Rows from a dataset:
-- START --
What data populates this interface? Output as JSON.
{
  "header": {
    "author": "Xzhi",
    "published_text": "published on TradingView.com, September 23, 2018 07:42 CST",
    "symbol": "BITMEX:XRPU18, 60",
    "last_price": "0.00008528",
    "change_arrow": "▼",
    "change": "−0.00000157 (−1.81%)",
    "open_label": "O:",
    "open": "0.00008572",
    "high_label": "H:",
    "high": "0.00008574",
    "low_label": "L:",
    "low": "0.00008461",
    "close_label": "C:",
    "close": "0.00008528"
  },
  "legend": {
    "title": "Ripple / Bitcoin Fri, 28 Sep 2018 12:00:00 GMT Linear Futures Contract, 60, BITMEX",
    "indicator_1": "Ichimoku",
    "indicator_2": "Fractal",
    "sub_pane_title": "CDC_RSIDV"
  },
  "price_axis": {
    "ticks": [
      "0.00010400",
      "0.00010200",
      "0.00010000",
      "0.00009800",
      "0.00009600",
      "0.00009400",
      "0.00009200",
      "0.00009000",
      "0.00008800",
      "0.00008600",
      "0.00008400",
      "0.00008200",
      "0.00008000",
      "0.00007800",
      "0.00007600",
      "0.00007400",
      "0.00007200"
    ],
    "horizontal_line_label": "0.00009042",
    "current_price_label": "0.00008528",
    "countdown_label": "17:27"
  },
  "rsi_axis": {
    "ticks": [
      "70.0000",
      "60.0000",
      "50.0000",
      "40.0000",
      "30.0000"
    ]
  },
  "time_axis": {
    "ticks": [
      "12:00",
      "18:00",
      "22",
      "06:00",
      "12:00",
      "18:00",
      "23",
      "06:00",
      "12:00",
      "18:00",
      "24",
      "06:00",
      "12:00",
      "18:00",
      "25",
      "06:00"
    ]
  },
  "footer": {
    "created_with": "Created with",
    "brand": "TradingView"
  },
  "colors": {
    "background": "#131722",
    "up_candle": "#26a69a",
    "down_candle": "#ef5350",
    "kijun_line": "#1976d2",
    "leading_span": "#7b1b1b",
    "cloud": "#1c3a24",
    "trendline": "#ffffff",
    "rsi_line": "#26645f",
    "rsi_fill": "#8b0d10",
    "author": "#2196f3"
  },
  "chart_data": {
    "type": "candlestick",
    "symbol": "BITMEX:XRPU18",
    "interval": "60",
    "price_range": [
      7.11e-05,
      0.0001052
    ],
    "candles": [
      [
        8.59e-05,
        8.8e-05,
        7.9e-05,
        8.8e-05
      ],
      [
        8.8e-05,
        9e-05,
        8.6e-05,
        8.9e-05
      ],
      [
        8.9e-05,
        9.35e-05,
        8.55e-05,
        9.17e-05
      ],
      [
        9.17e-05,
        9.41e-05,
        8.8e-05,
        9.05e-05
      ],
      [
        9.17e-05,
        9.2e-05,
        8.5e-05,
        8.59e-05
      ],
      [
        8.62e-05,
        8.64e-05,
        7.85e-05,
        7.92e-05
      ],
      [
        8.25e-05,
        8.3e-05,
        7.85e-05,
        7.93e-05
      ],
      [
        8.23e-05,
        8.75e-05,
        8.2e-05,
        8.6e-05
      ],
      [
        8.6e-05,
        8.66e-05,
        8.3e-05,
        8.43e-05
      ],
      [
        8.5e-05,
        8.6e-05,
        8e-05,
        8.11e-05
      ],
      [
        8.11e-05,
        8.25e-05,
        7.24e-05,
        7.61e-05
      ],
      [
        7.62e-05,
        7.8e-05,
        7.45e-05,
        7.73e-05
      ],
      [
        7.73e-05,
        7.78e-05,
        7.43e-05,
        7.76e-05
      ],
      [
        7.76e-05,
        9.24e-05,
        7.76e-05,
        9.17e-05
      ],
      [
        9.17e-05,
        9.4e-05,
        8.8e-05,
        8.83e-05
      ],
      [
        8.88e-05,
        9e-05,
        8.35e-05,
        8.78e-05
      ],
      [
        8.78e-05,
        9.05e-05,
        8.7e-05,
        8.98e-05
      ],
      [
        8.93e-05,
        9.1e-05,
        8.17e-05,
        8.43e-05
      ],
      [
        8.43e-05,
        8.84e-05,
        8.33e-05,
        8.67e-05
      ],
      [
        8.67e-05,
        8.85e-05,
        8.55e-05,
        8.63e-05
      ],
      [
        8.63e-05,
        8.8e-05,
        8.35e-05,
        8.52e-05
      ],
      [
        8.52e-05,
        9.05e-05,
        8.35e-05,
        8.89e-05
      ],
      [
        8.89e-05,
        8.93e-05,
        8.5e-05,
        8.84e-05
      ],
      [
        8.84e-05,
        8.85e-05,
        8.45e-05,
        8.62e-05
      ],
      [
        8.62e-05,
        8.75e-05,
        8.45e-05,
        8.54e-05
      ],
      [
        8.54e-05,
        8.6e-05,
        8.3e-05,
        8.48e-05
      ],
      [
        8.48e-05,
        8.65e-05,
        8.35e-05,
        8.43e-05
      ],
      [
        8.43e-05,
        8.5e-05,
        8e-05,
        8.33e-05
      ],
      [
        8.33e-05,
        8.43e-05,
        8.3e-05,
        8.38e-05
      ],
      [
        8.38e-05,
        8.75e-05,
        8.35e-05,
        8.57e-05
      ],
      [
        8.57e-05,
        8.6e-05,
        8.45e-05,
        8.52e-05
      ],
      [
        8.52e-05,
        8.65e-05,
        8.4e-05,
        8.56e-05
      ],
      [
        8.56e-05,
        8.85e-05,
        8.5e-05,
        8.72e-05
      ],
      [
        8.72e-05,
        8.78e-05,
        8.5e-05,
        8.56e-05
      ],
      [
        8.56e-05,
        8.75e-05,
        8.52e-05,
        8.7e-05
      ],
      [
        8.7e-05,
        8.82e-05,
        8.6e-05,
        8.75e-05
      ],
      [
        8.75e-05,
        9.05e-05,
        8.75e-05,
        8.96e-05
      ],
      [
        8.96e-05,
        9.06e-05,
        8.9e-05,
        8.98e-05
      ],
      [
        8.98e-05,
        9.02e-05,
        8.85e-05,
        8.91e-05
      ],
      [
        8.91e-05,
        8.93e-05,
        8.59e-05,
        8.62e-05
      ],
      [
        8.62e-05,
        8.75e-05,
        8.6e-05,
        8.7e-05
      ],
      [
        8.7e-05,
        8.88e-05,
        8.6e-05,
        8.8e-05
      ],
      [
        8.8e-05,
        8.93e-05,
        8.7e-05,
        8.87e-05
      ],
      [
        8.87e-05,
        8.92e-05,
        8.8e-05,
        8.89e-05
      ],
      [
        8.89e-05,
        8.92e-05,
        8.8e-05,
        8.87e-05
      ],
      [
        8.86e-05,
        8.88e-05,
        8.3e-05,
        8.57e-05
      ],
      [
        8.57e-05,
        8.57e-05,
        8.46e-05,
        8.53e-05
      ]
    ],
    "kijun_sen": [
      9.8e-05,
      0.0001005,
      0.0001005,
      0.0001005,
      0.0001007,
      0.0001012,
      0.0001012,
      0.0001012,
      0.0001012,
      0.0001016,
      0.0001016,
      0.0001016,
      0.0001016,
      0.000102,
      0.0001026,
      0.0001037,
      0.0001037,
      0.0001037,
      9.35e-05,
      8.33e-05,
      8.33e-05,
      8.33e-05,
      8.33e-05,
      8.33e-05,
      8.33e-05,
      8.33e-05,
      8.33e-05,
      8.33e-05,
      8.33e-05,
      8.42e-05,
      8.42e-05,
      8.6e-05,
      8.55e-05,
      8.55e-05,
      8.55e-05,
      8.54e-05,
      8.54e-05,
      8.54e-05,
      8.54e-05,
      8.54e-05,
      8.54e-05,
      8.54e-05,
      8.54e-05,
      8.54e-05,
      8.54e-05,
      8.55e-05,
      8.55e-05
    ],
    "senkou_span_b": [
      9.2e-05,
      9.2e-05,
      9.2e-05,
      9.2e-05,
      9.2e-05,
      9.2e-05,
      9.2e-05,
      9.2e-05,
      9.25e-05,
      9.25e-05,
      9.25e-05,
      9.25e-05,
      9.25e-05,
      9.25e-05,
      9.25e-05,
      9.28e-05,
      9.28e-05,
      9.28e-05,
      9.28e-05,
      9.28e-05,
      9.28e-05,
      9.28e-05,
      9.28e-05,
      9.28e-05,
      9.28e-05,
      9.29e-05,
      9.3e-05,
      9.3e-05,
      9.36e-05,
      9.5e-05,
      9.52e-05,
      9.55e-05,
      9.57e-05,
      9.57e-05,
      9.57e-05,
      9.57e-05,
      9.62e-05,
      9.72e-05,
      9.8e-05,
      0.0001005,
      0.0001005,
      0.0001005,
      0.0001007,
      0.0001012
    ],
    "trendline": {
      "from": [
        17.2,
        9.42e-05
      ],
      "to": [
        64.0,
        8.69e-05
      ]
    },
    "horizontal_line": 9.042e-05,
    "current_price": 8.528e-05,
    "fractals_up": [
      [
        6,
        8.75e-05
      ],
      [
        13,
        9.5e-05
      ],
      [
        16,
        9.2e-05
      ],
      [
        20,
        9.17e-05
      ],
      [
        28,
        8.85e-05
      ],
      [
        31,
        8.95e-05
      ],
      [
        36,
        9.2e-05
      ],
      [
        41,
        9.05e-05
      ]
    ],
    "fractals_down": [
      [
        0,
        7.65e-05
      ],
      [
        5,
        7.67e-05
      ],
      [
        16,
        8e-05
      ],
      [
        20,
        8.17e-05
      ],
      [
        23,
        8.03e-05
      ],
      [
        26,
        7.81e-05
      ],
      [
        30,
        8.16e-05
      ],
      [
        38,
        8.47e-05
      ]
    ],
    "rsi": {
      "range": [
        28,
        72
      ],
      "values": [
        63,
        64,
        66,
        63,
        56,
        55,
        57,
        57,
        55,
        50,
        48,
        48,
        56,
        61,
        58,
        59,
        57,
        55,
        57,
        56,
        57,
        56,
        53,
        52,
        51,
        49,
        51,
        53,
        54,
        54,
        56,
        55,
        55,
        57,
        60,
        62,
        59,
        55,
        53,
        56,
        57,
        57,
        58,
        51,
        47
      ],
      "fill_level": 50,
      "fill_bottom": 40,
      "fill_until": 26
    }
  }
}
-- END --
■ **SHORT PROBLEM**:
From the listing above, report the number of lines containing the string "BITMEX", without any accompanying remarks.

■ **EXERCISE OUTPUT**:
3